5.12.2006

Communion, Experimentally

Today, I think I’m ready to tell the hard part of my story from last Sunday’s visit to a local Presbyterian church.

When Henry and I arrived at the church, we were directed to the smaller side chapel in the steeplehouse, since his choir was singing at the early 8:30 service. He went up and practiced their song and then came back to sit in the pew with me and his friend’s family. I noticed that a table in the front was set up for Communion, and only then remembered that since it was the first Sunday, this congregation would be having Communion today. I thought I should prepare Henry for what was coming.

I asked him if he remembered the time in First Day School when they acted out the whole Holy Week story – from palms to footwashing to resurrection appearances. (That was not my week to teach, but it was an amazing example of engaging religious ed. I should write more about that another time.) Anyway, Henry was dismissive of my explanations, yeah, Mom, whatever; and in fact, immediately after his choir sang, his friend asked him if he wanted to come to the nursery and they both left. But I was stuck there for the rest of the service.

The text for Sunday’s grown-up sermon was from Paul’s letter to the church in Corinth. (I Cor. 11:17-34 This isn't exactly the same translation, but it's close.) In this passage, Paul is admonishing them for their lack of faithfulness in observing the Lord’s supper. He scolds the Corinthians for not truly sharing – he says he’s heard that when they meet, each of them brings his own supper and some of them end up going away hungry and others of them get drunk. Pastor K. pointed out the phrase “discerning the body.” He explained that he thinks this means not only treating the wine and bread reverently, as befits Christ’s blood and body, but also paying attention to who else is among the body of the church. It is important to notice who at the Lord’s table (at our table) is hungry, who does not have enough. This was an important lesson for the people of Corinth and it is important for us today.

The pastor of this small, middle class Presbyterian church is not a radical theologian, as far as I can tell. But his simple words were very meaningful to me. It was a nicely put together worship service. The reading from the old testament was the 23rd Psalm: “thou preparest a table for me in the presence of mine enemies...” The hymns and prayers all hung together well. To me it was largely about eating mindfully, a topic which has been on my mind lately. The sense that eating together is always a form of communion. The reciting together, “Give us this day our daily bread…” Pastor K. made direct connections between the Corinthian’s version of the Lord’s supper and the potluck they were planning for lunch that day.
---+---
__THE TASK__
Extend the account above of the Sunday Communion service at a Presbyterian church, picking up right after its final sentence.

__DATA LISTING__
---+---
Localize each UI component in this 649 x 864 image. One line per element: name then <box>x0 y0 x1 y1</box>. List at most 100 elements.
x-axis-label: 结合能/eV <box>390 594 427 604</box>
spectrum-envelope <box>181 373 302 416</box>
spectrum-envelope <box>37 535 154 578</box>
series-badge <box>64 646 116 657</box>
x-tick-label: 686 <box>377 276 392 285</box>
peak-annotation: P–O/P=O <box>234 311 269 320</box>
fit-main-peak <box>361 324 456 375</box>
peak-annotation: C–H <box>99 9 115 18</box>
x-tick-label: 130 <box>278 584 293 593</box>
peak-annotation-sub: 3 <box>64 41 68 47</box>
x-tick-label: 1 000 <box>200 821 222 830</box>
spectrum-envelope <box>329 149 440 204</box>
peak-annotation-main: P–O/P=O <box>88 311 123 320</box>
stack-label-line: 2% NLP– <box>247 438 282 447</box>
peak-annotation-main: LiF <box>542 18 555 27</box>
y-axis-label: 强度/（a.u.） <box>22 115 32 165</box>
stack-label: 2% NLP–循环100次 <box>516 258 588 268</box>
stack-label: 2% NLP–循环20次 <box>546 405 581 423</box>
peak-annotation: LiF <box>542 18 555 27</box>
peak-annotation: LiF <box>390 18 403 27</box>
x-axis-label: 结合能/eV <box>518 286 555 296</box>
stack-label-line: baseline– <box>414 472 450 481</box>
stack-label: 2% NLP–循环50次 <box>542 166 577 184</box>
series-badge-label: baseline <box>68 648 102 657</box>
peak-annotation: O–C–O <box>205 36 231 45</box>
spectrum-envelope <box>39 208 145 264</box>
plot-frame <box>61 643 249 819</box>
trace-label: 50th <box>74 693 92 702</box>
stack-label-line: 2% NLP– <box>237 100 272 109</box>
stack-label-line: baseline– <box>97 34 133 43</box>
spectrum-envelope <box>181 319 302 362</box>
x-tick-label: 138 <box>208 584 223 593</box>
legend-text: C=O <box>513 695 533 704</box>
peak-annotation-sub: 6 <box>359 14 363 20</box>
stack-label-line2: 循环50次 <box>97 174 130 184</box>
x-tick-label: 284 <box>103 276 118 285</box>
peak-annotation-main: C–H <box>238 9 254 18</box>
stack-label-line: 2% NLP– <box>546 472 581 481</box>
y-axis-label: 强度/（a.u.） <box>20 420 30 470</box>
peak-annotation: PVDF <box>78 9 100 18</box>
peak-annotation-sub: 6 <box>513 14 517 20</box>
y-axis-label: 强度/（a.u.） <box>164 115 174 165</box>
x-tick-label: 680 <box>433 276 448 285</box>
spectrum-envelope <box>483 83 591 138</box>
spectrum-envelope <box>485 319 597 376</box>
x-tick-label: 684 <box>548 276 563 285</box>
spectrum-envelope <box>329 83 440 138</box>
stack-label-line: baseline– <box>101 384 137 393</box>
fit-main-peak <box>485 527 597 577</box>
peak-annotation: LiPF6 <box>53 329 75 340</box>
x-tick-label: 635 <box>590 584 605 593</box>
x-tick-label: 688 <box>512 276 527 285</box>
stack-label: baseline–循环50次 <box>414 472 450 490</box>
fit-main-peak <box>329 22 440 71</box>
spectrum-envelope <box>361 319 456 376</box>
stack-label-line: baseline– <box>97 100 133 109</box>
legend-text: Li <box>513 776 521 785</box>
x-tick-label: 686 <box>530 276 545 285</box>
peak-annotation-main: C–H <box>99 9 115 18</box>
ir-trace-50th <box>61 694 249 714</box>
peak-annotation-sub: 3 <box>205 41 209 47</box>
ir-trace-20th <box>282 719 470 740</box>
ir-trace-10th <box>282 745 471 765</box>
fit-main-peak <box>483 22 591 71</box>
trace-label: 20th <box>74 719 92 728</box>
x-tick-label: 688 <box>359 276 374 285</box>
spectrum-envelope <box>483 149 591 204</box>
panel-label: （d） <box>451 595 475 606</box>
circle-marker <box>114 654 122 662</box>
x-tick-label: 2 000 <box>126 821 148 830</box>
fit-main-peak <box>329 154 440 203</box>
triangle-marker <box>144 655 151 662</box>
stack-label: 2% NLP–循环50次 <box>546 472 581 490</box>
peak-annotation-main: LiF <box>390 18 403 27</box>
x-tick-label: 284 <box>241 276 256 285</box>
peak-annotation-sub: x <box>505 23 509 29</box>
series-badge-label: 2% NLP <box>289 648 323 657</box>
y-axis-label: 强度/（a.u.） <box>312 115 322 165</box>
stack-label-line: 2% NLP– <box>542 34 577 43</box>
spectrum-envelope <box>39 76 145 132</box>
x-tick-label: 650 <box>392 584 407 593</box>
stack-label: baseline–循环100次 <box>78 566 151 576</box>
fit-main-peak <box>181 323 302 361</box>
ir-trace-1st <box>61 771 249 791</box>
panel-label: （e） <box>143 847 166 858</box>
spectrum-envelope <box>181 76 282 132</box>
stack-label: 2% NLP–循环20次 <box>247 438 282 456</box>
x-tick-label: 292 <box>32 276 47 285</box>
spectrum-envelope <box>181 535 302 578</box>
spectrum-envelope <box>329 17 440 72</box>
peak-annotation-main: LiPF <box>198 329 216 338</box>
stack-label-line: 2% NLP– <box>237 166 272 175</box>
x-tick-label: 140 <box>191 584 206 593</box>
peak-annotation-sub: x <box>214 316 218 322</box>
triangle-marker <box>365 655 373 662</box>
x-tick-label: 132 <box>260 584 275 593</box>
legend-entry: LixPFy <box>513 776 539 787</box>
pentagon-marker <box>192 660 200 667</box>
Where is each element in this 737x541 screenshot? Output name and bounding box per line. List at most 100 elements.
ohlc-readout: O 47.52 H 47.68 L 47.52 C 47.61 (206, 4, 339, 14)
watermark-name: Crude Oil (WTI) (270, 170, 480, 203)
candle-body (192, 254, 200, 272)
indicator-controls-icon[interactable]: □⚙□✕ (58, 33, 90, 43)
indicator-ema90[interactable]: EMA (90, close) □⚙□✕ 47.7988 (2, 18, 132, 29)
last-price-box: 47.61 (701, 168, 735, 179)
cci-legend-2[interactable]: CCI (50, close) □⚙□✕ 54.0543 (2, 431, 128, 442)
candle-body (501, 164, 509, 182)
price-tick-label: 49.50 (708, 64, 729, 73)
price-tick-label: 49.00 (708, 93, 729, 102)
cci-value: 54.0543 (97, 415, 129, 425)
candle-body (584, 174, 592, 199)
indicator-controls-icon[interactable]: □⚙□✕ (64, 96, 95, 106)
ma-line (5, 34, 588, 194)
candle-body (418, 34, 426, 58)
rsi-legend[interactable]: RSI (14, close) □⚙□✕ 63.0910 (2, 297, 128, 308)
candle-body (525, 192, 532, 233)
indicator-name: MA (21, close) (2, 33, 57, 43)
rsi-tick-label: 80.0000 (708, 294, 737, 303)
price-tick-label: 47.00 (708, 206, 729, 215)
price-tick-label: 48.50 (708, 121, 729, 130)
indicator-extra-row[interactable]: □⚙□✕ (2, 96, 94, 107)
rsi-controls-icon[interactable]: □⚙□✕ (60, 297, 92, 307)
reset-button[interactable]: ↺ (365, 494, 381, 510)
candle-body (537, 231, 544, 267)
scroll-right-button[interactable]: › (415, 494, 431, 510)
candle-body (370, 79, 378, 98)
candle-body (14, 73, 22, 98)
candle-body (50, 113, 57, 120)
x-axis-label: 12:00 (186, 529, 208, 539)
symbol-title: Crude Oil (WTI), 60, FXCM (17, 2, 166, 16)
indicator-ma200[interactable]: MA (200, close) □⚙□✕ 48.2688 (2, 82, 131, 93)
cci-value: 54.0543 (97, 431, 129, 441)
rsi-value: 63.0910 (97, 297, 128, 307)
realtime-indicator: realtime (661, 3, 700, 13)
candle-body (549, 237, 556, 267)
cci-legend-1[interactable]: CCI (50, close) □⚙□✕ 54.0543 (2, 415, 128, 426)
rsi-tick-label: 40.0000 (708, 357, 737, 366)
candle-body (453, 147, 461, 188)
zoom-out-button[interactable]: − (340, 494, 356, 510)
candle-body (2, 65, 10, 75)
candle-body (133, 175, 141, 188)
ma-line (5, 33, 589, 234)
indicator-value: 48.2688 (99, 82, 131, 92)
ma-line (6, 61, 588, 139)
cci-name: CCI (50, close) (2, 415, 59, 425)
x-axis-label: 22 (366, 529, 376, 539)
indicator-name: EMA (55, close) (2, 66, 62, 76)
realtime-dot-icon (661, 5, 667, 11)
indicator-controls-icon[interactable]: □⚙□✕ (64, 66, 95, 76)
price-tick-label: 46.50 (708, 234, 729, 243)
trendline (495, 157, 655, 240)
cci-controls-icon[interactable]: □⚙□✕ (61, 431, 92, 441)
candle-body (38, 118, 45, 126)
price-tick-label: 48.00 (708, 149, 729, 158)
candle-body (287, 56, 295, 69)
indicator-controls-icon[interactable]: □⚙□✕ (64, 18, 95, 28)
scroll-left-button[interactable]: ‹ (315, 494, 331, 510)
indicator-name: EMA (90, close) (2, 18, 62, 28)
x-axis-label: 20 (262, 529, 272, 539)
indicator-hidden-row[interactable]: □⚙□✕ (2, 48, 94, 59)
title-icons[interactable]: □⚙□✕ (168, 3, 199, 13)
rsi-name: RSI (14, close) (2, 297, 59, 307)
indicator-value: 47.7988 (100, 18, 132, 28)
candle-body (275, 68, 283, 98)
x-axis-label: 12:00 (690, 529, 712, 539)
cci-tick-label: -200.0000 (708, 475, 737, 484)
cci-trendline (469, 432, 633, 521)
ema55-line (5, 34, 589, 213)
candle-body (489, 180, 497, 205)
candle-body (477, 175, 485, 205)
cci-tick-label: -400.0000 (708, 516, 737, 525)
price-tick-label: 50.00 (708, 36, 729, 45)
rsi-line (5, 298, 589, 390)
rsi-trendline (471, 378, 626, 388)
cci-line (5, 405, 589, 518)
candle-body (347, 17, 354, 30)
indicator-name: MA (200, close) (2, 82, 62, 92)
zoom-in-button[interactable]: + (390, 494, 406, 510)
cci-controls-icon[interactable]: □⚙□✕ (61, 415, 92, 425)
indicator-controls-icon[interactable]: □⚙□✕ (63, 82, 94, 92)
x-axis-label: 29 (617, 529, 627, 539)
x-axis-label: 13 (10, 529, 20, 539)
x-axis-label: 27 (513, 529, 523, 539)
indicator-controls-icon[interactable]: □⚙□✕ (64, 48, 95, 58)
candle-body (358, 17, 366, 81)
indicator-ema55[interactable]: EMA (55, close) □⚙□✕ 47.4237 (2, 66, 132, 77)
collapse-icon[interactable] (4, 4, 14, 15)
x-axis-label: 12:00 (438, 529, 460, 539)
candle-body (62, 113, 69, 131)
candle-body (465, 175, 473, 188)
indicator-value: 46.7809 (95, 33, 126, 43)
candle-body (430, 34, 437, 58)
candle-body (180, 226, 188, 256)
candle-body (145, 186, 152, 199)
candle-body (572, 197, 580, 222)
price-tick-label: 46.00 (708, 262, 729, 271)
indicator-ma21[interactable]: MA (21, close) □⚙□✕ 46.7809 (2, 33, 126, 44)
---+---
__OUTPUT FOR THIS EXERCISE__
It really helped me to consider how I am part of this 2000 year old tradition of people who have been touched by Jesus. Who gather again to eat together and to remember what he taught us about loving one another, about caring for our neighbors – paying attention to who isn’t getting enough, and sharing what we have.

So I can’t really explain what happened except to say that it was laid upon my heart fairly early that I was to partake of the Lord’s supper today, as it is practiced by the Presbyterians in their worship service. I was deeply challenged by the very idea. I said to myself, “But I’m a Quaker. We don’t take bread and wine in worship.” I haven’t taken Communion in maybe 25 years. I have been in plenty of worship services where I have chosen not to participate in this ritual, even when it was offered to me. But today felt different. When the pastor explained that you don’t have to be a member of the Presbyterian church, or any church to participate, he said, “You are welcome if you love Jesus Christ.” I asked myself, “Do I?” And the answer, at least for that moment, was, “I have to try.” So I stood up and got in line.

The pastor had explained that you could either break off a piece from the communal loaf or pick one that had already been cut, and you could either dip it in the communal cup or choose one of the tiny pre-poured individual cups. (Presbyterians are big on hygiene.) However, I knew I was meant to break a piece of the shared loaf and dip it in the shared cup. I had forgotten that the people holding the bread and cup would say, “The blood/body of Christ, given for you.” I was briefly surprised by the rough texture and sweet taste. I think I had forgotten for a moment that it was just bread and grape juice. And then I sat down and prayed. A wordless, heartbroken prayer. I cried a little. And then I wished I was at Quaker meeting so that the silence, the infinite communion with God could have gone on and on. I think there were announcements about adult religious education and about other ministries of the church. And then we sang another hymn and the pastor said another prayer and it was over. I had to collect myself, and my belongings, and my child, and make chitchat for a few minutes before we left. I couldn’t tell you anything that was said in this part of the service. But I will not forget that it was a powerful, religious experience for me.

My husband asked me that afternoon when I told him about this, “You’re not going to become a Presbyterian on me, are you?” The answer is no. I treasure my Quaker faith, my Quaker practice, my Quaker community, my Quaker values and testimonies too much. But I am humbled by this experience. I am reminded not to be dismissive of other Christians’ practices. I know that bread and juice are not necessary for communion, but they are not necessarily barriers either.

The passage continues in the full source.